**Brief:** Of all the lines in the material, how many contain the word "المشار"? State the number alone.

**Records:**
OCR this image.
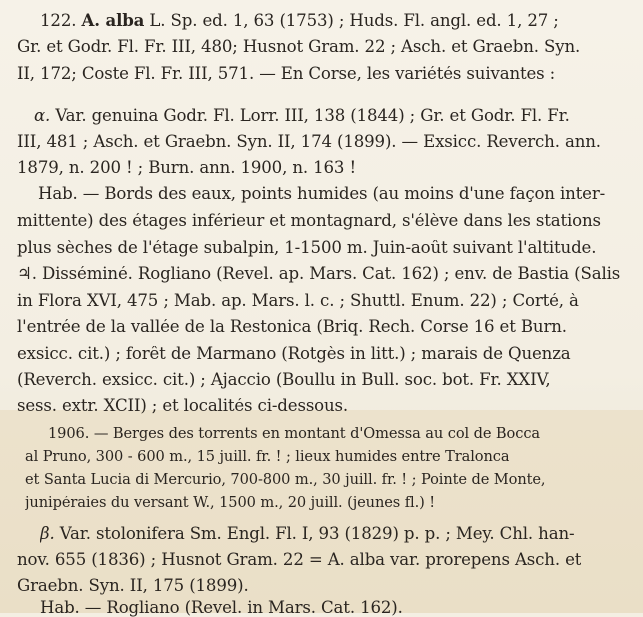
122. A. alba L. Sp. ed. 1, 63 (1753) ; Huds. Fl. angl. ed. 1, 27 ;
Gr. et Godr. Fl. Fr. III, 480; Husnot Gram. 22 ; Asch. et Graebn. Syn.
II, 172; Coste Fl. Fr. III, 571. — En Corse, les variétés suivantes :
α. Var. genuina Godr. Fl. Lorr. III, 138 (1844) ; Gr. et Godr. Fl. Fr.
III, 481 ; Asch. et Graebn. Syn. II, 174 (1899). — Exsicc. Reverch. ann.
1879, n. 200 ! ; Burn. ann. 1900, n. 163 !
Hab. — Bords des eaux, points humides (au moins d'une façon inter-
mittente) des étages inférieur et montagnard, s'élève dans les stations
plus sèches de l'étage subalpin, 1-1500 m. Juin-août suivant l'altitude.
♃. Disséminé. Rogliano (Revel. ap. Mars. Cat. 162) ; env. de Bastia (Salis
in Flora XVI, 475 ; Mab. ap. Mars. l. c. ; Shuttl. Enum. 22) ; Corté, à
l'entrée de la vallée de la Restonica (Briq. Rech. Corse 16 et Burn.
exsicc. cit.) ; forêt de Marmano (Rotgès in litt.) ; marais de Quenza
(Reverch. exsicc. cit.) ; Ajaccio (Boullu in Bull. soc. bot. Fr. XXIV,
sess. extr. XCII) ; et localités ci-dessous.
1906. — Berges des torrents en montant d'Omessa au col de Bocca
al Pruno, 300 - 600 m., 15 juill. fr. ! ; lieux humides entre Tralonca
et Santa Lucia di Mercurio, 700-800 m., 30 juill. fr. ! ; Pointe de Monte,
junipéraies du versant W., 1500 m., 20 juill. (jeunes fl.) !
β. Var. stolonifera Sm. Engl. Fl. I, 93 (1829) p. p. ; Mey. Chl. han-
nov. 655 (1836) ; Husnot Gram. 22 = A. alba var. prorepens Asch. et
Graebn. Syn. II, 175 (1899).
Hab. — Rogliano (Revel. in Mars. Cat. 162).
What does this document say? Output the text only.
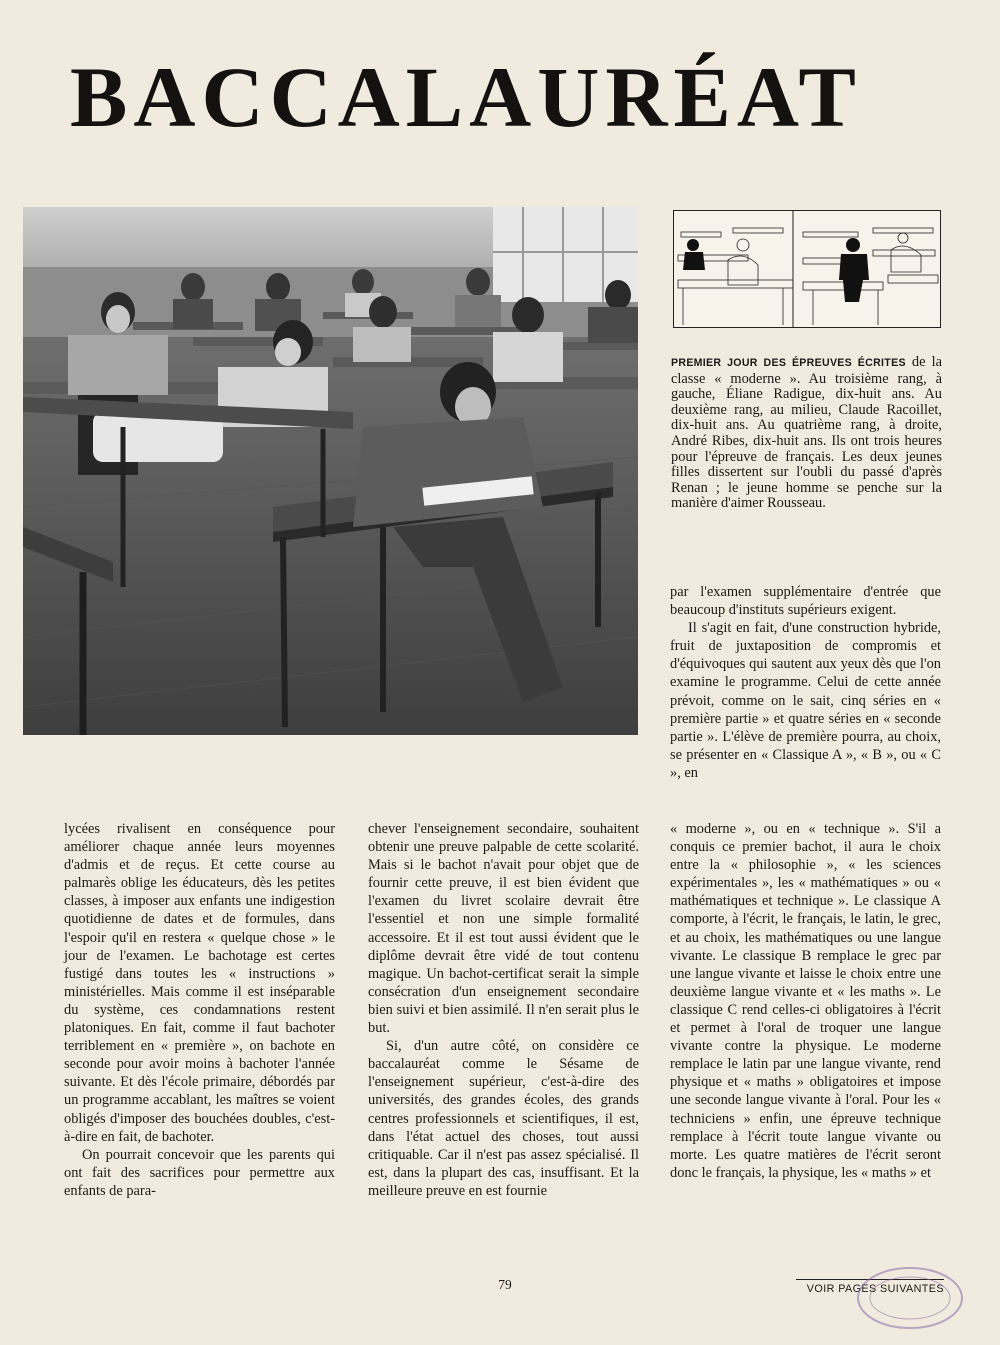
BACCALAURÉAT
PREMIER JOUR DES ÉPREUVES ÉCRITES de la classe « moderne ». Au troisième rang, à gauche, Éliane Radigue, dix-huit ans. Au deuxième rang, au milieu, Claude Racoillet, dix-huit ans. Au quatrième rang, à droite, André Ribes, dix-huit ans. Ils ont trois heures pour l'épreuve de français. Les deux jeunes filles dissertent sur l'oubli du passé d'après Renan ; le jeune homme se penche sur la manière d'aimer Rousseau.

lycées rivalisent en conséquence pour améliorer chaque année leurs moyennes d'admis et de reçus. Et cette course au palmarès oblige les éducateurs, dès les petites classes, à imposer aux enfants une indigestion quotidienne de dates et de formules, dans l'espoir qu'il en restera « quelque chose » le jour de l'examen. Le bachotage est certes fustigé dans toutes les « instructions » ministérielles. Mais comme il est inséparable du système, ces condamnations restent platoniques. En fait, comme il faut bachoter terriblement en « première », on bachote en seconde pour avoir moins à bachoter l'année suivante. Et dès l'école primaire, débordés par un programme accablant, les maîtres se voient obligés d'imposer des bouchées doubles, c'est-à-dire en fait, de bachoter.

On pourrait concevoir que les parents qui ont fait des sacrifices pour permettre aux enfants de para-

chever l'enseignement secondaire, souhaitent obtenir une preuve palpable de cette scolarité. Mais si le bachot n'avait pour objet que de fournir cette preuve, il est bien évident que l'examen du livret scolaire devrait être l'essentiel et non une simple formalité accessoire. Et il est tout aussi évident que le diplôme devrait être vidé de tout contenu magique. Un bachot-certificat serait la simple consécration d'un enseignement secondaire bien suivi et bien assimilé. Il n'en serait plus le but.

Si, d'un autre côté, on considère ce baccalauréat comme le Sésame de l'enseignement supérieur, c'est-à-dire des universités, des grandes écoles, des grands centres professionnels et scientifiques, il est, dans l'état actuel des choses, tout aussi critiquable. Car il n'est pas assez spécialisé. Il est, dans la plupart des cas, insuffisant. Et la meilleure preuve en est fournie

par l'examen supplémentaire d'entrée que beaucoup d'instituts supérieurs exigent.

Il s'agit en fait, d'une construction hybride, fruit de juxtaposition de compromis et d'équivoques qui sautent aux yeux dès que l'on examine le programme. Celui de cette année prévoit, comme on le sait, cinq séries en « première partie » et quatre séries en « seconde partie ». L'élève de première pourra, au choix, se présenter en « Classique A », « B », ou « C », en

« moderne », ou en « technique ». S'il a conquis ce premier bachot, il aura le choix entre la « philosophie », « les sciences expérimentales », les « mathématiques » ou « mathématiques et technique ». Le classique A comporte, à l'écrit, le français, le latin, le grec, et au choix, les mathématiques ou une langue vivante. Le classique B remplace le grec par une langue vivante et laisse le choix entre une deuxième langue vivante et « les maths ». Le classique C rend celles-ci obligatoires à l'écrit et permet à l'oral de troquer une langue vivante contre la physique. Le moderne remplace le latin par une langue vivante, rend physique et « maths » obligatoires et impose une seconde langue vivante à l'oral. Pour les « techniciens » enfin, une épreuve technique remplace à l'écrit toute langue vivante ou morte. Les quatre matières de l'écrit seront donc le français, la physique, les « maths » et

79	VOIR PAGES SUIVANTES
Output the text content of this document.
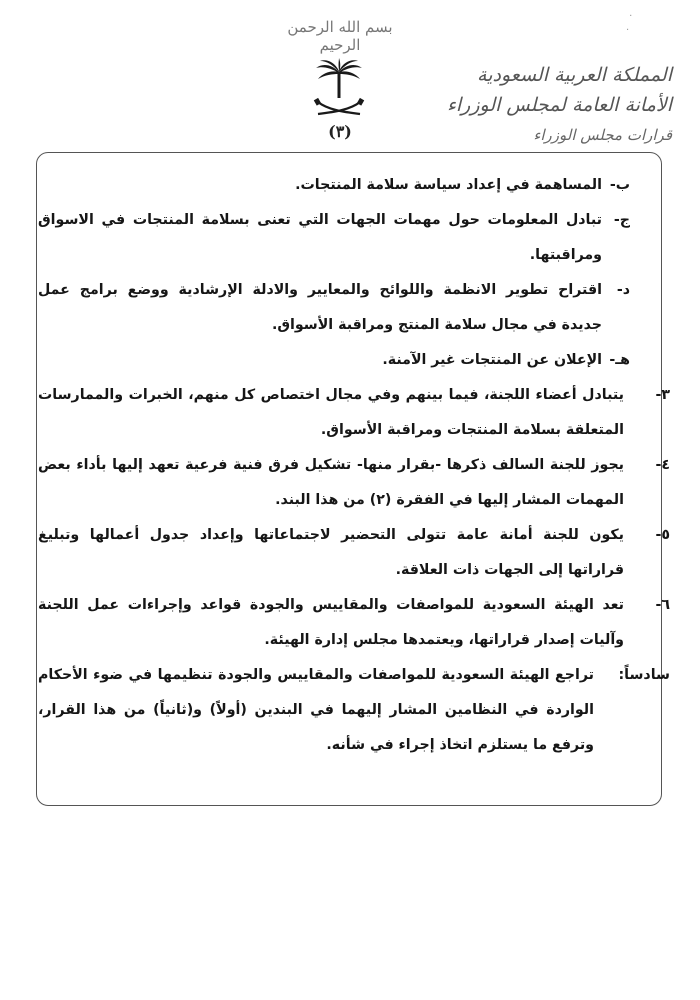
·
·
بسم الله الرحمن الرحيم
(٣)
المملكة العربية السعودية
الأمانة العامة لمجلس الوزراء
قرارات مجلس الوزراء
ب-
المساهمة في إعداد سياسة سلامة المنتجات.
ج-
تبادل المعلومات حول مهمات الجهات التي تعنى بسلامة المنتجات في الاسواق ومراقبتها.
د-
اقتراح تطوير الانظمة واللوائح والمعايير والادلة الإرشادية ووضع برامج عمل جديدة في مجال سلامة المنتج ومراقبة الأسواق.
هـ-
الإعلان عن المنتجات غير الآمنة.
٣-
يتبادل أعضاء اللجنة، فيما بينهم وفي مجال اختصاص كل منهم، الخبرات والممارسات المتعلقة بسلامة المنتجات ومراقبة الأسواق.
٤-
يجوز للجنة السالف ذكرها -بقرار منها- تشكيل فرق فنية فرعية تعهد إليها بأداء بعض المهمات المشار إليها في الفقرة (٢) من هذا البند.
٥-
يكون للجنة أمانة عامة تتولى التحضير لاجتماعاتها وإعداد جدول أعمالها وتبليغ قراراتها إلى الجهات ذات العلاقة.
٦-
تعد الهيئة السعودية للمواصفات والمقاييس والجودة قواعد وإجراءات عمل اللجنة وآليات إصدار قراراتها، ويعتمدها مجلس إدارة الهيئة.
سادساً:
تراجع الهيئة السعودية للمواصفات والمقاييس والجودة تنظيمها في ضوء الأحكام الواردة في النظامين المشار إليهما في البندين (أولاً) و(ثانياً) من هذا القرار، وترفع ما يستلزم اتخاذ إجراء في شأنه.
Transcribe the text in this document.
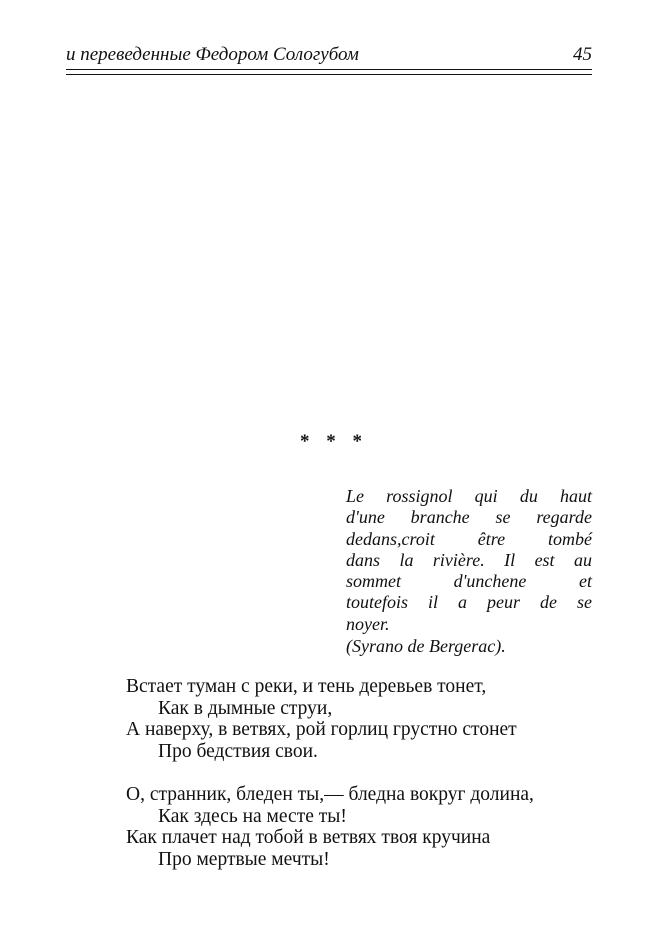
и переведенные Федором Сологубом	45
* * *
Le rossignol qui du haut
d'une branche se regarde
dedans,croit être tombé
dans la rivière. Il est au
sommet d'unchene et
toutefois il a peur de se
noyer.
(Syrano de Bergerac).
Встает туман с реки, и тень деревьев тонет,
Как в дымные струи,
А наверху, в ветвях, рой горлиц грустно стонет
Про бедствия свои.
О, странник, бледен ты,— бледна вокруг долина,
Как здесь на месте ты!
Как плачет над тобой в ветвях твоя кручина
Про мертвые мечты!
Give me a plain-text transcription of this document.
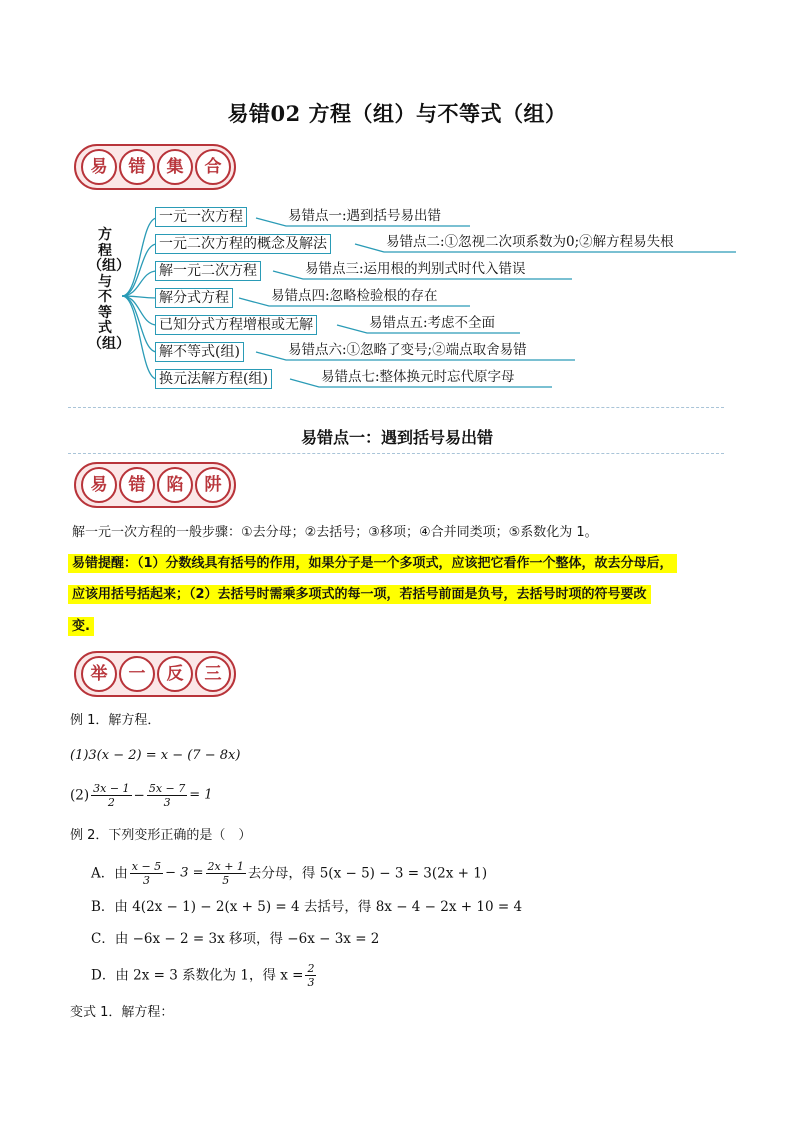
易错02 方程（组）与不等式（组）
易	错	集	合
方
程
（组）
与
不
等
式
（组）
一元一次方程
一元二次方程的概念及解法
解一元二次方程
解分式方程
已知分式方程增根或无解
解不等式(组)
换元法解方程(组)
易错点一:遇到括号易出错
易错点二:①忽视二次项系数为0;②解方程易失根
易错点三:运用根的判别式时代入错误
易错点四:忽略检验根的存在
易错点五:考虑不全面
易错点六:①忽略了变号;②端点取舍易错
易错点七:整体换元时忘代原字母
易错点一：遇到括号易出错
易	错	陷	阱
解一元一次方程的一般步骤：①去分母；②去括号；③移项；④合并同类项；⑤系数化为 1。
易错提醒：（1）分数线具有括号的作用，如果分子是一个多项式，应该把它看作一个整体，故去分母后，
应该用括号括起来；（2）去括号时需乘多项式的每一项，若括号前面是负号，去括号时项的符号要改
变.
举	一	反	三
例 1．解方程．
(1)3(x − 2) = x − (7 − 8x)
$(2) \frac{3x - 1}{2} - \frac{5x - 7}{3} = 1$
例 2．下列变形正确的是（　）
A．由 $\frac{x - 5}{3} - 3 = \frac{2x + 1}{5}$ 去分母，得 5(x − 5) − 3 = 3(2x + 1)
B．由 4(2x − 1) − 2(x + 5) = 4 去括号，得 8x − 4 − 2x + 10 = 4
C．由 −6x − 2 = 3x 移项，得 −6x − 3x = 2
D．由 2x = 3 系数化为 1，得 $x = \frac{2}{3}$
变式 1．解方程：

**Answer in full:** 2